• **EXERCISE**:
Find the string "being" and gather every line that holds it.

• **INPUT FOR THIS TASK**:
============================================================

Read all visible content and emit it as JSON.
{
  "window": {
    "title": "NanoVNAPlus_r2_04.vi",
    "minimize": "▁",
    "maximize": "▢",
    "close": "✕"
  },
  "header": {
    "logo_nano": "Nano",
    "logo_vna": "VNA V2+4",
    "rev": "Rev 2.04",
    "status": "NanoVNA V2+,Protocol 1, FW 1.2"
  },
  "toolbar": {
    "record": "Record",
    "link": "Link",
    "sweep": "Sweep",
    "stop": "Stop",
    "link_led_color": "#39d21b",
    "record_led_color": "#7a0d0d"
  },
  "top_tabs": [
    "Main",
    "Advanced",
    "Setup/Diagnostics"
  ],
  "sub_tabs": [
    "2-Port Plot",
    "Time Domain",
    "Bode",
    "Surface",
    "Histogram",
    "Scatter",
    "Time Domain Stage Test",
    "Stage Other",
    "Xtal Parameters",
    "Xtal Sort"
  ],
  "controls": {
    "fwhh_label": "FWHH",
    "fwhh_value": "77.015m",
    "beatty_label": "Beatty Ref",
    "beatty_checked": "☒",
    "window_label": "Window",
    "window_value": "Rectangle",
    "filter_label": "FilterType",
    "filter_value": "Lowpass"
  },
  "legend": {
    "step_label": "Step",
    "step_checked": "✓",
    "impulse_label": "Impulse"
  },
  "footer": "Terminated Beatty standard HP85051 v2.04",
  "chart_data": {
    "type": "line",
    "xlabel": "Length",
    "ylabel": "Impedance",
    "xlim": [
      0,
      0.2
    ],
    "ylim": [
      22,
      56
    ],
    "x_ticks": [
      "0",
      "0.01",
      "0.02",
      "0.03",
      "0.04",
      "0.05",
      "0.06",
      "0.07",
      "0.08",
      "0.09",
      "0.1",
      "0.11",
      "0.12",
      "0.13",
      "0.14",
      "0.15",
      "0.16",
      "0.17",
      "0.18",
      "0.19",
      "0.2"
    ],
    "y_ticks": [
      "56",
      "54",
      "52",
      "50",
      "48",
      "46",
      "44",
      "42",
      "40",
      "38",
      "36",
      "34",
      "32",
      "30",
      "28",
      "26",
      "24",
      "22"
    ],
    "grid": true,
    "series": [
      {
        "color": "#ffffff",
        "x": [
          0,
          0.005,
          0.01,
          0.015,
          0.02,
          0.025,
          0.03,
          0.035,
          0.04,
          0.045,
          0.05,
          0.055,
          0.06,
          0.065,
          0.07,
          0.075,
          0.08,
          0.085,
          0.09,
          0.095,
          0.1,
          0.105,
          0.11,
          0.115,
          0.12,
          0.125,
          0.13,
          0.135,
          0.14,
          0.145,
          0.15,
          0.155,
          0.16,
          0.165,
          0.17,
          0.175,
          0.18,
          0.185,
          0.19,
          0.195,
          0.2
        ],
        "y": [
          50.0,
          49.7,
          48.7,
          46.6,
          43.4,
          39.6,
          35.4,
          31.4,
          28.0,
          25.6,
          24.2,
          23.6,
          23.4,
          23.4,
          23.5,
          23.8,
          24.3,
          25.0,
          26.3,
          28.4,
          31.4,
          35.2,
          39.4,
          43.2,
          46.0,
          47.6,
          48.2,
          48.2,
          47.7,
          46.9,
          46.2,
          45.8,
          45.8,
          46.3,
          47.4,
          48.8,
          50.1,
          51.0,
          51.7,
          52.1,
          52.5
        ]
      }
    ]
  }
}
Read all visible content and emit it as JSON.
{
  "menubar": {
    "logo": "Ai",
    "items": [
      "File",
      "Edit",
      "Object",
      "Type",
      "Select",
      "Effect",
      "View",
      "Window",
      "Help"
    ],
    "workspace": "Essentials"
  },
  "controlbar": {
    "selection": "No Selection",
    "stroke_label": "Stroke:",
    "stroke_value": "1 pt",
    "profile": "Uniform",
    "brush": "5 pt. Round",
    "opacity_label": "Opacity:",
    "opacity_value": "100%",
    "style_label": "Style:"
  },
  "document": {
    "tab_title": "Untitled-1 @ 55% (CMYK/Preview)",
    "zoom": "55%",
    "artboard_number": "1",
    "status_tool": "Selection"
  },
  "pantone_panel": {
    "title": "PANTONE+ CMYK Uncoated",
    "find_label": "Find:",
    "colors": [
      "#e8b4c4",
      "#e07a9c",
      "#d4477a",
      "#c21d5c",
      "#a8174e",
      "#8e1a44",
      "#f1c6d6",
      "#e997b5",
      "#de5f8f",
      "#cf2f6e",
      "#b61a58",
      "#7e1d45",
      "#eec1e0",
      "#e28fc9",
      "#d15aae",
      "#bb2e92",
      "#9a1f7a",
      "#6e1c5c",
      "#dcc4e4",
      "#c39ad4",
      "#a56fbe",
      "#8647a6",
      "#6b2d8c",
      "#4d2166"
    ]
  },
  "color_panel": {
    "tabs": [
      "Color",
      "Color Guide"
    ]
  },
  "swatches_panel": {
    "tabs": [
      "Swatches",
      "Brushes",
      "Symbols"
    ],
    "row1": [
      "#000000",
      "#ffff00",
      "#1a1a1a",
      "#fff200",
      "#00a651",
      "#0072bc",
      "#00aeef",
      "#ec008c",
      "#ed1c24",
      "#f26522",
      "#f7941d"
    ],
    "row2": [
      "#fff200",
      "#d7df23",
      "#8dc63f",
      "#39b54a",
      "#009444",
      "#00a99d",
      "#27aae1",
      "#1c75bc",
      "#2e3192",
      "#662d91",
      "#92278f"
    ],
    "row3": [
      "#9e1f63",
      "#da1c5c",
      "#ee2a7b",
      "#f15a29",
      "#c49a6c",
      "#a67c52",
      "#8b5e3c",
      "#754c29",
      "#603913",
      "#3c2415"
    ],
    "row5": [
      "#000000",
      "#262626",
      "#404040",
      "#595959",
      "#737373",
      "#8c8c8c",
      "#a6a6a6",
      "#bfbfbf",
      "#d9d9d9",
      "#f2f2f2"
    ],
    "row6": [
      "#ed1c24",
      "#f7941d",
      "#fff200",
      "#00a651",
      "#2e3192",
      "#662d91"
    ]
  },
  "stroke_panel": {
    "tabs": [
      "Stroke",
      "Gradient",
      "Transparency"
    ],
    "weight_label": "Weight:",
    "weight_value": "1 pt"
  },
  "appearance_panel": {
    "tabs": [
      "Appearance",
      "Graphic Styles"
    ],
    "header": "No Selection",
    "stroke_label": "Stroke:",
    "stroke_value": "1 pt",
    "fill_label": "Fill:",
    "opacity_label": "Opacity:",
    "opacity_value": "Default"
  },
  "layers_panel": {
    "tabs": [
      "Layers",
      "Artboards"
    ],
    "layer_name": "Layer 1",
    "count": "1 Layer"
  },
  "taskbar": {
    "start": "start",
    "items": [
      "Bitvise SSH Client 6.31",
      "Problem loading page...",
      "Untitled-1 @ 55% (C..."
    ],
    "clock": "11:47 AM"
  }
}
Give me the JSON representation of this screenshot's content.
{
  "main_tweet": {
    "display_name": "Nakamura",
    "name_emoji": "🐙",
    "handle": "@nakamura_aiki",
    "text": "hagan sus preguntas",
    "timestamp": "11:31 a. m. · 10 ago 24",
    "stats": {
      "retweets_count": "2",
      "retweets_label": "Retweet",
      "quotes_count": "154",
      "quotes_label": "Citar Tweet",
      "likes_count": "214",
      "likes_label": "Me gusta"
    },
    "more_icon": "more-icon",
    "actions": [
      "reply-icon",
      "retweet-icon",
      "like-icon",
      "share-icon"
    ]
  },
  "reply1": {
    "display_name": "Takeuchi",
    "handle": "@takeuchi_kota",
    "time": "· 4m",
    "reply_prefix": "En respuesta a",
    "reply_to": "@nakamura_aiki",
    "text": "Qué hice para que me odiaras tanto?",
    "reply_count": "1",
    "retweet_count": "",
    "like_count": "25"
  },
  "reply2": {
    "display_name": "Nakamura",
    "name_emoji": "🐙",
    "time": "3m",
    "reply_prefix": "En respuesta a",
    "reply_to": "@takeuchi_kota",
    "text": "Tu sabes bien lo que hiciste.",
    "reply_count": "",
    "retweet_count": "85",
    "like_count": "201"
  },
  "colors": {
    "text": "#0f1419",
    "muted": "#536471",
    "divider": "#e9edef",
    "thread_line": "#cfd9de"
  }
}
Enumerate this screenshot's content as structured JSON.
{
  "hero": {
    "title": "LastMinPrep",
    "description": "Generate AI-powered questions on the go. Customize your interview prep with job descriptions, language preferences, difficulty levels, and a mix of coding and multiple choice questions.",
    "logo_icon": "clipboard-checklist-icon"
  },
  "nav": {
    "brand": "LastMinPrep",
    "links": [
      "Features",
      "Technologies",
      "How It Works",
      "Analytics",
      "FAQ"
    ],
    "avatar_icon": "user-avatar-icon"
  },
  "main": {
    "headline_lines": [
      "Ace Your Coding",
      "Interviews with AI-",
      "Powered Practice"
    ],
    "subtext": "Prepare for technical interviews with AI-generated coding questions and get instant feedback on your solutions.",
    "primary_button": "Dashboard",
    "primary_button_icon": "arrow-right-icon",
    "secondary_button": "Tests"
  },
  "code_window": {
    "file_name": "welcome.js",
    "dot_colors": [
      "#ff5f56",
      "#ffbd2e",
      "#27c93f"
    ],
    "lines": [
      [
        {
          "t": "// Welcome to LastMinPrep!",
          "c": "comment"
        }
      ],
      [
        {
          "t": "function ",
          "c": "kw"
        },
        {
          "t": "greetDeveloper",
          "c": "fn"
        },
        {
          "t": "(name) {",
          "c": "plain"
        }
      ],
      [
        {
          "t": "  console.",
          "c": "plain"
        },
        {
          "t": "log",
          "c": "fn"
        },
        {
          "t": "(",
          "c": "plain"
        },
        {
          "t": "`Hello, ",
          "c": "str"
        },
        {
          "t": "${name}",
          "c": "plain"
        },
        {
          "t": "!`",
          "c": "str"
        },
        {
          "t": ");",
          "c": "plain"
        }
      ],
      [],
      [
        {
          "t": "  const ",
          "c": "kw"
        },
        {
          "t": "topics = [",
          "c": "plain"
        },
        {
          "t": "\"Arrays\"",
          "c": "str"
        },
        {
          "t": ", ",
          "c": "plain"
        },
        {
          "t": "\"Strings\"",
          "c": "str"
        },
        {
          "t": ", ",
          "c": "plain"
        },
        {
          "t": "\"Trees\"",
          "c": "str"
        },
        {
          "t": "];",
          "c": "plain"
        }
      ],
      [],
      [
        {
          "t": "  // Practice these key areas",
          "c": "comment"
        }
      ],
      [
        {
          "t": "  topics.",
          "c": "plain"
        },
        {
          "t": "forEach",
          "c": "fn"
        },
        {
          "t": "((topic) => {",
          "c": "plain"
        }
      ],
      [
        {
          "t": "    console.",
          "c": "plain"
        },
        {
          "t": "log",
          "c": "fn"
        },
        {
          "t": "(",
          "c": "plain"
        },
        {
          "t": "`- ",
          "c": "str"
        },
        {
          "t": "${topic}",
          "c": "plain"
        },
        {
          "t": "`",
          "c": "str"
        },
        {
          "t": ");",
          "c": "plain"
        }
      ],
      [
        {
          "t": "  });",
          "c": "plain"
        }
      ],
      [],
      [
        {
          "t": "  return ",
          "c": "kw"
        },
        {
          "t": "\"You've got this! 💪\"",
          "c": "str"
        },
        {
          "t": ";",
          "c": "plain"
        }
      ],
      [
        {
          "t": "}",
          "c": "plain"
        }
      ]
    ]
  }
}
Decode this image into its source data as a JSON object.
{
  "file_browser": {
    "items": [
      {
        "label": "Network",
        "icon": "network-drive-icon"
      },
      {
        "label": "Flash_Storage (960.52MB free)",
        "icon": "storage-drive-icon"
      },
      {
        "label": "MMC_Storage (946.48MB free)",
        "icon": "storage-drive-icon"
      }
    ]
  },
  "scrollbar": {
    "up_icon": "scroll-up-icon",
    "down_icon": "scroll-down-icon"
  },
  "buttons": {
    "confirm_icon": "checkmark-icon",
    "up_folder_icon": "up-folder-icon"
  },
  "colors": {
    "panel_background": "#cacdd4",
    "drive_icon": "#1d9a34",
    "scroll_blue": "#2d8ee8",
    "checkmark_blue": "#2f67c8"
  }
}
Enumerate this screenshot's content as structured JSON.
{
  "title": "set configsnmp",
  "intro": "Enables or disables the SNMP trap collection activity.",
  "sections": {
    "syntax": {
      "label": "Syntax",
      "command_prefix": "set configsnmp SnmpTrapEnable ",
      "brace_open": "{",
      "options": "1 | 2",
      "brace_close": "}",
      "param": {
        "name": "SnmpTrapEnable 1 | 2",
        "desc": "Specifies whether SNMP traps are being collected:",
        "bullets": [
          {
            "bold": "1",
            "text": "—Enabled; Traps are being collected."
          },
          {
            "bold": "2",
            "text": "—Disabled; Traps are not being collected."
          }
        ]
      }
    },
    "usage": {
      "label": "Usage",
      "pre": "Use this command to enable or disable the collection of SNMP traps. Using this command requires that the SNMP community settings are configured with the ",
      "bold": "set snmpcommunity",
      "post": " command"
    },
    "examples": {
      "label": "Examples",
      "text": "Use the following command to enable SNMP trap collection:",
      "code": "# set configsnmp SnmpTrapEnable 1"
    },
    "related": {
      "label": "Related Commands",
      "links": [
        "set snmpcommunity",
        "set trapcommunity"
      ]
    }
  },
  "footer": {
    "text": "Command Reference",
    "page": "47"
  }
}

============================================================

• **EXERCISE SOLUTION**:
        "desc": "Specifies whether SNMP traps are being collected:",
            "text": "—Enabled; Traps are being collected."
            "text": "—Disabled; Traps are not being collected."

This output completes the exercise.